WHAT YOU NEED TO DO –
From the passage on brood-parasitic bees below, extract verbatim the portion running from "The cuckoo bees" up to and including "attacks halictid bees.".

SUPPLIED TEXT –
Content starts
Brood parasites occur in several bee families including the apid subfamily Nomadinae. Females of these species lack pollen collecting structures (the scopa) and do not construct their own nests. They typically enter the nests of pollen collecting species, and lay their eggs in cells provisioned by the host bee. When the "cuckoo" bee larva hatches, it consumes the host larva's pollen ball, and often the host egg also. In particular, the Arctic species of Bumblebee, Bombus hyperboreus, is an aggressive brood parasite that invades and enslaves colonies of other bumblebees within the same subgenus, Alpinobombus. Unlike most socially parasitic bumblebees, which have lost the ability to collect pollen, B. hyperboreus retains functional pollen baskets and has been observed gathering pollen and nectar in the field. This retention of foraging ability may be an adaptation to the severe Arctic climate, in which the short breeding season and limited availability of host colonies favor flexibility and a degree of metabolic self-reliance.

In Southern Africa, hives of African honeybees (A. mellifera scutellata) are being destroyed by parasitic workers of the Cape honeybee, A. m. capensis. These lay diploid eggs ("thelytoky"), escaping normal worker policing, leading to the colony's destruction; the parasites can then move to other hives.

The cuckoo bees in the Bombus subgenus Psithyrus are closely related to, and resemble, their hosts in looks and size. This common pattern gave rise to the ecological principle "Emery's rule". Others parasitize bees in different families, like Townsendiella, a nomadine apid, two species of which are cleptoparasites of the dasypodaid genus Hesperapis, while the other species in the same genus attacks halictid bees.
Content ends
INFORMATION SHOWN –
Content starts
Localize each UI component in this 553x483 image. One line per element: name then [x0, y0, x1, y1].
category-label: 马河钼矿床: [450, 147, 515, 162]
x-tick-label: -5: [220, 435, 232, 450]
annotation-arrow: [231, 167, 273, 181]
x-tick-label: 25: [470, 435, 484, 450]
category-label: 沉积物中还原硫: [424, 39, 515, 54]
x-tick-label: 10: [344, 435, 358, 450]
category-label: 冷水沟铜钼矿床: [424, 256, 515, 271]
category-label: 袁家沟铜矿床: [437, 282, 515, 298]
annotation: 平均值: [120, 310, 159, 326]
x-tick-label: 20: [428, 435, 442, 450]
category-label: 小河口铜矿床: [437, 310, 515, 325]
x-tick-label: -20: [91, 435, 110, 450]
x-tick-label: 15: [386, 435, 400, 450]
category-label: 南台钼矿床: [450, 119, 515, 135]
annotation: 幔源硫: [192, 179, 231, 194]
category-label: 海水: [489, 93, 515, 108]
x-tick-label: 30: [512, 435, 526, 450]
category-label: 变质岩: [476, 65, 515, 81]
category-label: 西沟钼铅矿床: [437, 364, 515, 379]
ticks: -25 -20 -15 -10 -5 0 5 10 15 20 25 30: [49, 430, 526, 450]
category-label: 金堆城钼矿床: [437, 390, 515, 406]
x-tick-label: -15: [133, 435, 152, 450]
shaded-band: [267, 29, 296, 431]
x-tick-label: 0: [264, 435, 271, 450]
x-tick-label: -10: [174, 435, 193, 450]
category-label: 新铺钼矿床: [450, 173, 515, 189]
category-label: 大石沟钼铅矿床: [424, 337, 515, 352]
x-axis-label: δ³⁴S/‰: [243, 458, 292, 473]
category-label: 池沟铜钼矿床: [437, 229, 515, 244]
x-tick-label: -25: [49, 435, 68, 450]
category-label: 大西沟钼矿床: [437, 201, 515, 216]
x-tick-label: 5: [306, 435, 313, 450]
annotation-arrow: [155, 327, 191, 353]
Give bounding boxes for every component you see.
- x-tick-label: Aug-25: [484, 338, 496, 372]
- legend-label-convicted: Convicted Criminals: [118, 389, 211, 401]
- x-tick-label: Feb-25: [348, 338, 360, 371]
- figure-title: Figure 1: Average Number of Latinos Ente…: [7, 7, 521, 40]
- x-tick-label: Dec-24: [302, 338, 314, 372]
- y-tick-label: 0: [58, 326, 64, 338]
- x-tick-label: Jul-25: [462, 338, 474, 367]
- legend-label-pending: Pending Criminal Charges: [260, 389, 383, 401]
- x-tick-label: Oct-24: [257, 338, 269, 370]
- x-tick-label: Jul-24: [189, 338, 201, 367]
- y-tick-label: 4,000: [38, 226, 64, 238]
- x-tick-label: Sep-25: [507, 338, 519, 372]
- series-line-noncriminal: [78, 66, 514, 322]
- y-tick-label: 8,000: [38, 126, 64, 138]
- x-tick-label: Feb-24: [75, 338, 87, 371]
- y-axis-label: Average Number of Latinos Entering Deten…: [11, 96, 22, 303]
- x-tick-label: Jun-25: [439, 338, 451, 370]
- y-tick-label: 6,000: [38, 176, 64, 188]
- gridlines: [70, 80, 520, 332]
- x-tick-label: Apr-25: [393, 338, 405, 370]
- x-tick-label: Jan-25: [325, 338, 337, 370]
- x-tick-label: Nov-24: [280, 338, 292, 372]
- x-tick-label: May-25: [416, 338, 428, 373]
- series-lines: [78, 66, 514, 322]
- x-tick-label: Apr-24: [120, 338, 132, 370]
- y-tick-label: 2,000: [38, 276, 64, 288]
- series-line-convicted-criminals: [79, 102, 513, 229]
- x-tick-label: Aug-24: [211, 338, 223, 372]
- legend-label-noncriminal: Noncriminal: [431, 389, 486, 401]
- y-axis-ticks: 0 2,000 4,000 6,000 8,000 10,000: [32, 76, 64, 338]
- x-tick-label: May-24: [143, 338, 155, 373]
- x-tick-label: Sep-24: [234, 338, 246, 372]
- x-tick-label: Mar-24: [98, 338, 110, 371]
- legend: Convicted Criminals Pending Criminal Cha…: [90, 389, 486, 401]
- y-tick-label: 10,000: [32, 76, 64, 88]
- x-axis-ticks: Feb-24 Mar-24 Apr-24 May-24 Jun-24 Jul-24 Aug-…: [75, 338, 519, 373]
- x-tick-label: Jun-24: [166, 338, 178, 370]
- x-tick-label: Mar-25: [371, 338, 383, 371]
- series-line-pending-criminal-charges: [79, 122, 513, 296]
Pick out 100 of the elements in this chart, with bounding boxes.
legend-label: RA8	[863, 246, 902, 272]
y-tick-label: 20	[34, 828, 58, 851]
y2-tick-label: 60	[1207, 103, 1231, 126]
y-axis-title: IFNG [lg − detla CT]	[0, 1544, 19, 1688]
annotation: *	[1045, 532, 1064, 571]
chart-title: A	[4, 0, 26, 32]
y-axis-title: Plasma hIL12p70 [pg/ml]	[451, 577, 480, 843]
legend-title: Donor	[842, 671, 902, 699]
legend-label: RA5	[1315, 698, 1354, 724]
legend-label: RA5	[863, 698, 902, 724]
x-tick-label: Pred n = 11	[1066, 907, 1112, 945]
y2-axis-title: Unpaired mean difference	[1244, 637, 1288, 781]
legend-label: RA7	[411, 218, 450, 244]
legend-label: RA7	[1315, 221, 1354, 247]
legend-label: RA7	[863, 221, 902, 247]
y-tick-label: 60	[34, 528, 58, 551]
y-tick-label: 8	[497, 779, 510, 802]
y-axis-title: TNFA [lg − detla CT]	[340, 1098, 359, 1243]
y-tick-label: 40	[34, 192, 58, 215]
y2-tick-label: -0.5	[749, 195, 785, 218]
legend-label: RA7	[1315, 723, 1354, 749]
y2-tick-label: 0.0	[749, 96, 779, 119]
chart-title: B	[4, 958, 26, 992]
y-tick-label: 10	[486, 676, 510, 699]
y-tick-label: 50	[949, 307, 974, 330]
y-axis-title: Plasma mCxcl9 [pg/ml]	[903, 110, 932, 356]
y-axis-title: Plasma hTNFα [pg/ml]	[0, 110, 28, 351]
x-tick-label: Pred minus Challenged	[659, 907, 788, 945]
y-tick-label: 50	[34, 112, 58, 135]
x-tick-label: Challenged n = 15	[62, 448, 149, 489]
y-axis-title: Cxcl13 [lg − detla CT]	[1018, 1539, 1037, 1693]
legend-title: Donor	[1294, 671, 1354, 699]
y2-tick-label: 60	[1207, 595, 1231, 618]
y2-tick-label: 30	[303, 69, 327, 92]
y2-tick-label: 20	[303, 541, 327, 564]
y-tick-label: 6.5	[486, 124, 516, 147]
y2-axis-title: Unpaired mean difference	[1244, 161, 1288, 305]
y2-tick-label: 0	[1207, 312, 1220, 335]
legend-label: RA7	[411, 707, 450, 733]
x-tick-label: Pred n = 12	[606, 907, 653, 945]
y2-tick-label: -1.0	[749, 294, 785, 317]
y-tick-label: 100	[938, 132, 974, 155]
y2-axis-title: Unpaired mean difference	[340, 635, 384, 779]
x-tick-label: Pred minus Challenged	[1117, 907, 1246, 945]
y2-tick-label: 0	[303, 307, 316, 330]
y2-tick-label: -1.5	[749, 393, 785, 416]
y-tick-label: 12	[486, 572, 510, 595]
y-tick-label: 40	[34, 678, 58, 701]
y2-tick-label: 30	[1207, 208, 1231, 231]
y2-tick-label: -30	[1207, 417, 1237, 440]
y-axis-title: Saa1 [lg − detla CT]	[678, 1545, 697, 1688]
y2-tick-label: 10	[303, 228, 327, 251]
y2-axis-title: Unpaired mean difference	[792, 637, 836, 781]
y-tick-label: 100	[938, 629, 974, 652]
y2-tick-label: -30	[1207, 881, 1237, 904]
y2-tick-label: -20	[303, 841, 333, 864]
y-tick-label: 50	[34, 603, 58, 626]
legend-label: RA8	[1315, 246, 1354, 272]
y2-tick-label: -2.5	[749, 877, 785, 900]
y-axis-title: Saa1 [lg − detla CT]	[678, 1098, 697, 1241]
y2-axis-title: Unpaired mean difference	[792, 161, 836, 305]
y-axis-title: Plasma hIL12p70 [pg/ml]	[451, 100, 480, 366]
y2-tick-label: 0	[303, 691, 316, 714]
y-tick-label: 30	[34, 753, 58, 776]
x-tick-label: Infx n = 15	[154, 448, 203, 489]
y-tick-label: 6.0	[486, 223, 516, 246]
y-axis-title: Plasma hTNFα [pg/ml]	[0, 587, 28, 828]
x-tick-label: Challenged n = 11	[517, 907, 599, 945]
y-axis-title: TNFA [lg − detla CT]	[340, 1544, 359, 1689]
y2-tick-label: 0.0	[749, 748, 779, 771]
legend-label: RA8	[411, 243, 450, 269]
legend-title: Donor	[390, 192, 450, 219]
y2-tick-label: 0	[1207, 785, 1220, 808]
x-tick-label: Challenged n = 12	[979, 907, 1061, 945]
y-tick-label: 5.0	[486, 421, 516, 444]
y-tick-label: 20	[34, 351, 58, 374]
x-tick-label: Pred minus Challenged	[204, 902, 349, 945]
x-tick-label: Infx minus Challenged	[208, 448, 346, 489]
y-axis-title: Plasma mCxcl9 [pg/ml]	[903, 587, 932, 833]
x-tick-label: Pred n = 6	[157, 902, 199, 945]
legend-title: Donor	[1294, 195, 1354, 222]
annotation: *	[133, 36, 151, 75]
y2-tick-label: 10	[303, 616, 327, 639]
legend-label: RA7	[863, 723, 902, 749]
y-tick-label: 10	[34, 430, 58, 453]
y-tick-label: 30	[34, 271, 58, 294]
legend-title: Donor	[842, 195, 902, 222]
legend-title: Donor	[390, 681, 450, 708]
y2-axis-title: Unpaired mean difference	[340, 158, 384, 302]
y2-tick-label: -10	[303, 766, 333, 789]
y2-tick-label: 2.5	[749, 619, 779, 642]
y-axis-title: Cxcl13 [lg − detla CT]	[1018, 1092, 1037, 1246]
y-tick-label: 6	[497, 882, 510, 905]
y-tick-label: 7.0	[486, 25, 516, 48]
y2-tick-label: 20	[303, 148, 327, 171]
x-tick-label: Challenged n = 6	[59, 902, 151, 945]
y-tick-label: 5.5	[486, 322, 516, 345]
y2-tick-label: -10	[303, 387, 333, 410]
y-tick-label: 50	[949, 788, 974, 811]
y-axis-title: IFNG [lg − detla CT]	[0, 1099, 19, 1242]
Content ends
EXERCISE OUTPUT –
The cuckoo bees in the Bombus subgenus Psithyrus are closely related to, and resemble, their hosts in looks and size. This common pattern gave rise to the ecological principle "Emery's rule". Others parasitize bees in different families, like Townsendiella, a nomadine apid, two species of which are cleptoparasites of the dasypodaid genus Hesperapis, while the other species in the same genus attacks halictid bees.